TASK ->
Leave out every picture, then transcribe the rest of the listing exactly.

==============================

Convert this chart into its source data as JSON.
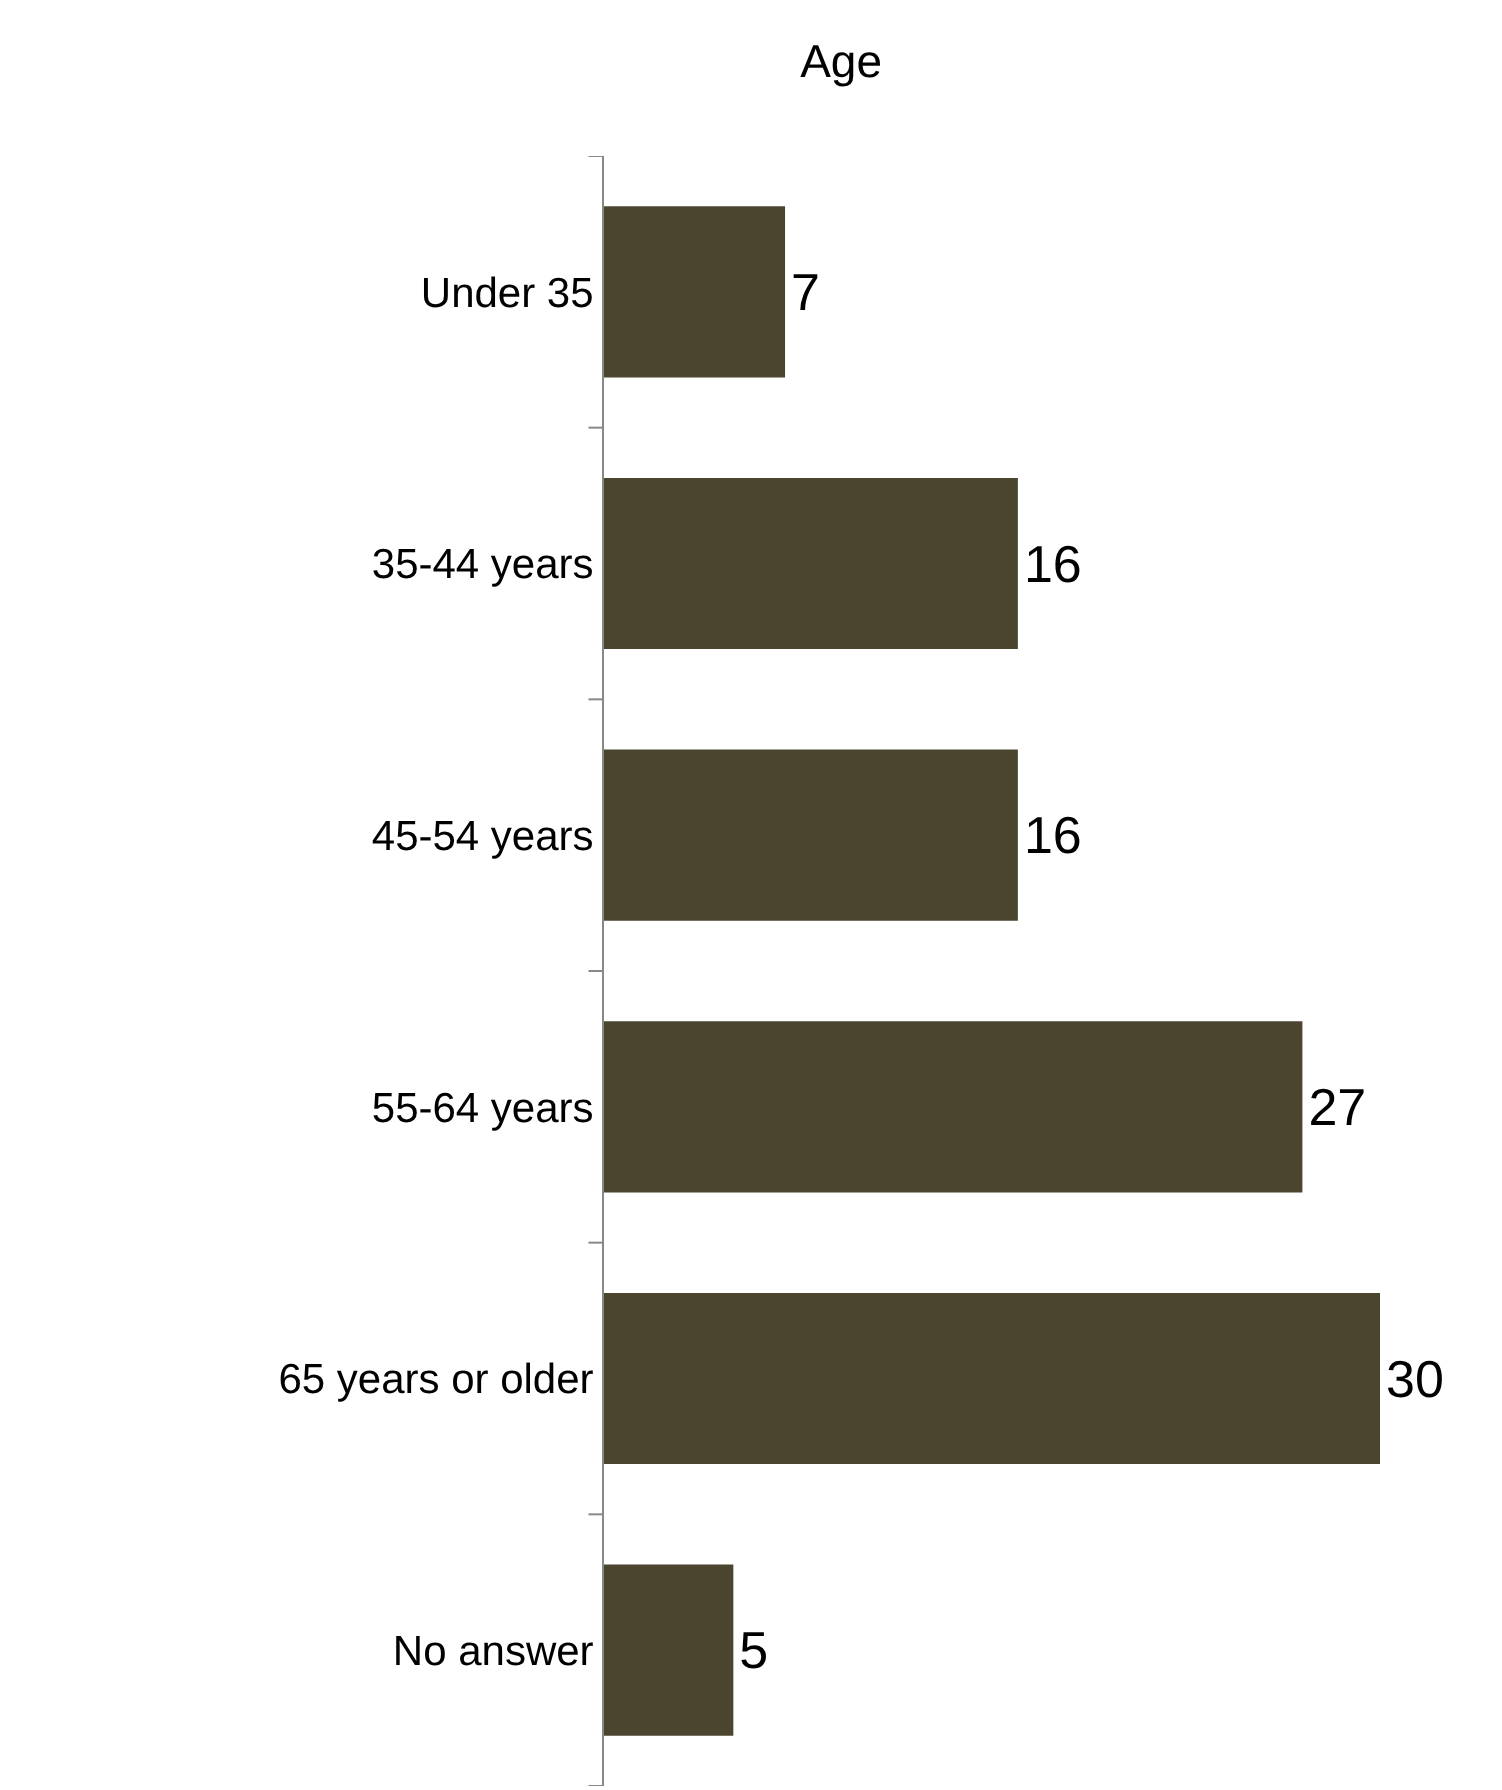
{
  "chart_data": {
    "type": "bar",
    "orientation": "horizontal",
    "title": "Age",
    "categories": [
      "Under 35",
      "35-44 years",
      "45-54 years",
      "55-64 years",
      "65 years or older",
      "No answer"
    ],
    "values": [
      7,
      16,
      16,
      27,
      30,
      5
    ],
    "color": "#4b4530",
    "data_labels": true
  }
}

==============================

RESPONSE FOR THIS EXERCISE ->
Convert this chart into its source data as JSON.
{
  "chart_data": {
    "type": "bar",
    "orientation": "horizontal",
    "title": "Age",
    "categories": [
      "Under 35",
      "35-44 years",
      "45-54 years",
      "55-64 years",
      "65 years or older",
      "No answer"
    ],
    "values": [
      7,
      16,
      16,
      27,
      30,
      5
    ],
    "color": "#4b4530",
    "data_labels": true
  }
}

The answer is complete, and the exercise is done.